Set task a. Translate this sentence from the code review message into Spanish: "A global named use_tsc seems a tad too short a name for my personal taste."

Kinda wondering what the best way would be to verify that the overflow case
actually works.  What about adding a regress.c test that checks that we get
the right results for something like

   INSTR_TIME_SET_ZERO(t);
   INSTR_TIME_ADD_NANOSEC(t, some_number);
   EXPECT_EQ_U64(INSTR_TIME_GET_NANOSEC(t), some_number);

for a few different some_numbers?



> Subject: [PATCH v14 4/6] instrumentation: Use Time-Stamp Counter (TSC) on
>  x86-64 for faster measurements

> +bool
> +check_timing_clock_source(int *newval, void **extra, GucSource source)
> +{
> +    /*
> +     * Ensure timing is initialized. On Windows (EXEC_BACKEND), GUC hooks can
> +     * be called during InitializeGUCOptions() before InitProcessGlobals() has
> +     * had a chance to run pg_initialize_timing().
> +     */
> +    pg_initialize_timing();

So doesn't that mean the effort to synchronize the tsc freq on EXEC_BACKEND is futile?


> diff --git a/src/bin/pg_test_timing/pg_test_timing.c b/src/bin/pg_test_timing/pg_test_timing.c
> index 1d9ee4fb588..ee0e3a3b0ab 100644
> --- a/src/bin/pg_test_timing/pg_test_timing.c
> +++ b/src/bin/pg_test_timing/pg_test_timing.c
> @@ -43,7 +43,9 @@ main(int argc, char *argv[])
>  
>      handle_args(argc, argv);
>  
> -    /* initialize timing infrastructure (required for INSTR_* calls) */
> +    /*
> +     * Initialize timing infrastructure (required for INSTR_* calls)
> +     */
>      pg_initialize_timing();
>  
>      loop_count = test_timing(test_duration);

This seems like a superfluous change?


> +bool
> +pg_set_timing_clock_source(TimingClockSourceType source)
> +{
> +    Assert(timing_initialized);
> +
> +#if PG_INSTR_TSC_CLOCK
> +    pg_initialize_timing_tsc();
> +#endif
> +
> +#if PG_INSTR_TSC_CLOCK
> +    switch (source)
> +    {
> +        case TIMING_CLOCK_SOURCE_AUTO:
> +            use_tsc = (tsc_frequency_khz > 0) && tsc_use_by_default();

A global named use_tsc seems a tad too short a name for my personal taste. Too
likely to also be used by something else.


> +int32        tsc_frequency_khz = -1;
> +
> +static uint32 tsc_calibrate(void);
> +
> +/*
> + * Detect the TSC frequency and whether RDTSCP is available on x86-64.

Data excerpts.
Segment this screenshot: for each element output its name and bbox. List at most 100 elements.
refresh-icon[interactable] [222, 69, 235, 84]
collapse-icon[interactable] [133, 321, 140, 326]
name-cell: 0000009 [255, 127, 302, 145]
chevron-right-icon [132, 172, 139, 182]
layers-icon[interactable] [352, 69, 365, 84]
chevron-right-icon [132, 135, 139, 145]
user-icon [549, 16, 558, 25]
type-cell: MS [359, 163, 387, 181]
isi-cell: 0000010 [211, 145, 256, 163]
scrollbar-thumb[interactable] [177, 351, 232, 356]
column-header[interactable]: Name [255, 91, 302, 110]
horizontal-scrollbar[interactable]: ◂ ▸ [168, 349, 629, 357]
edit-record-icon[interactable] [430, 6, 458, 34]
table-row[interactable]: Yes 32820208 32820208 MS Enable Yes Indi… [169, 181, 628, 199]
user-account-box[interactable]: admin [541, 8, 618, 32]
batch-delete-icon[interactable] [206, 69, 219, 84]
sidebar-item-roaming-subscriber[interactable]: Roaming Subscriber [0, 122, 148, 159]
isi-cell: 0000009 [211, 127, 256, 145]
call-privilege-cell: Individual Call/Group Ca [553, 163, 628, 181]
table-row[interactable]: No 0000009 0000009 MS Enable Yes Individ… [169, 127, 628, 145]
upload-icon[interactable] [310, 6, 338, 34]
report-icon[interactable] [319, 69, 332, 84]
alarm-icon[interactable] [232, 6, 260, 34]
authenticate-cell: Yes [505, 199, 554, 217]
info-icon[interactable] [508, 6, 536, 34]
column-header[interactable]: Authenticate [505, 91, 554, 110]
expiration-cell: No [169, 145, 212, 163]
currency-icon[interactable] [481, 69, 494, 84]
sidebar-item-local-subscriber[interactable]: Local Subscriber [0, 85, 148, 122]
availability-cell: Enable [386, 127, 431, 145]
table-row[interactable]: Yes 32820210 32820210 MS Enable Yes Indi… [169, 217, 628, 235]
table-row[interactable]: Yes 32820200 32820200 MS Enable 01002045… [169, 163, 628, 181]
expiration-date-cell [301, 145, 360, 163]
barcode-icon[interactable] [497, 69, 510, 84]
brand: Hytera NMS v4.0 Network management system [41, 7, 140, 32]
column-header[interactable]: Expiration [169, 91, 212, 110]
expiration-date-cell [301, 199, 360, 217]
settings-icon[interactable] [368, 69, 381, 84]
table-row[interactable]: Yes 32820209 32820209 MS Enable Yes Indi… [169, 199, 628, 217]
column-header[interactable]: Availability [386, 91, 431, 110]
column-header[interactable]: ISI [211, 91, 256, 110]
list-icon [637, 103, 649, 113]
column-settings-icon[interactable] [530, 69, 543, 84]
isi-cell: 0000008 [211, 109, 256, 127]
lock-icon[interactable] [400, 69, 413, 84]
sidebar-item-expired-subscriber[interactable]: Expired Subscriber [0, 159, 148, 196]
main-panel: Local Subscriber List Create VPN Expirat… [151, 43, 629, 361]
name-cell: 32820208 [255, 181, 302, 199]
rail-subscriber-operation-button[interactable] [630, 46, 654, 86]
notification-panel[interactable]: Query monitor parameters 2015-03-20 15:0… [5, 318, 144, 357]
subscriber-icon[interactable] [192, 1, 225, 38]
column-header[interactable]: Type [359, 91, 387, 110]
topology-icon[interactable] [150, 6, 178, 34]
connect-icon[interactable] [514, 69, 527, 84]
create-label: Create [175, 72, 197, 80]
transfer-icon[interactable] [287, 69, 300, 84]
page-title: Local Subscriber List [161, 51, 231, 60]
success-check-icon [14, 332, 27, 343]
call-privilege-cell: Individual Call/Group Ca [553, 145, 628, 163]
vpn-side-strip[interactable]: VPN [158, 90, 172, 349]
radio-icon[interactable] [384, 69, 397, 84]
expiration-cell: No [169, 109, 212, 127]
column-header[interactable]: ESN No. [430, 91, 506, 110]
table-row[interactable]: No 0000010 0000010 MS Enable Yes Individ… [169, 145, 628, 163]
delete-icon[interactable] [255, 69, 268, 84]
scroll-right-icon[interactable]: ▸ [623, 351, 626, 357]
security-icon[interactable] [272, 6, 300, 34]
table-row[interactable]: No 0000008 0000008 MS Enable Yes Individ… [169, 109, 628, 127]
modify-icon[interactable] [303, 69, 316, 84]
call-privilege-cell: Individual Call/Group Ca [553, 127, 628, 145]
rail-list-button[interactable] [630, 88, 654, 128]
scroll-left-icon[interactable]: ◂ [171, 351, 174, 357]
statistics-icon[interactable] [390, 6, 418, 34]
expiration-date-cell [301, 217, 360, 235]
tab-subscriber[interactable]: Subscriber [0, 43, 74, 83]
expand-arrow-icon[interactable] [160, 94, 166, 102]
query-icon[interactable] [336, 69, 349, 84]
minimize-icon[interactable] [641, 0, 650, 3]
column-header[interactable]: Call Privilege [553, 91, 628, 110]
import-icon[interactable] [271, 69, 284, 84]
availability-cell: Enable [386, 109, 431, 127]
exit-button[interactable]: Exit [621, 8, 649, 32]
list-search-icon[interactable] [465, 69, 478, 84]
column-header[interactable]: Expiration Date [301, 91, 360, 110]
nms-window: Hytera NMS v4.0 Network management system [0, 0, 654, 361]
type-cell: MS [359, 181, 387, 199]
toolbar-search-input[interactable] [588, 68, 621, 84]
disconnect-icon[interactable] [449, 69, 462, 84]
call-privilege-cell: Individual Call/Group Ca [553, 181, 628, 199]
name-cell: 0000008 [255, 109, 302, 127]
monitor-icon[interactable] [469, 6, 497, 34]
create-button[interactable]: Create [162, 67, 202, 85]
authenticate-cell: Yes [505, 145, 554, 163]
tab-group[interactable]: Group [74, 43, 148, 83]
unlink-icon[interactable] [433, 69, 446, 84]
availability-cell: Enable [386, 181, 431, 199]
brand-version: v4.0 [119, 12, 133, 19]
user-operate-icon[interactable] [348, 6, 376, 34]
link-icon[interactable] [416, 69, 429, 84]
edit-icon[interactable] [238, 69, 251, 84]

Set task b. Reproduce the records verbatim, starting at their first line and ending at the line that contains "chevron-right-icon [132, 172, 139, 182]". Give only those lines.

Reply a. Una variable global llamada use_tsc tiene, para mi gusto personal, un nombre un poco demasiado corto.

Reply b.
Segment this screenshot: for each element output its name and bbox. List at most 100 elements.
refresh-icon[interactable] [222, 69, 235, 84]
collapse-icon[interactable] [133, 321, 140, 326]
name-cell: 0000009 [255, 127, 302, 145]
chevron-right-icon [132, 172, 139, 182]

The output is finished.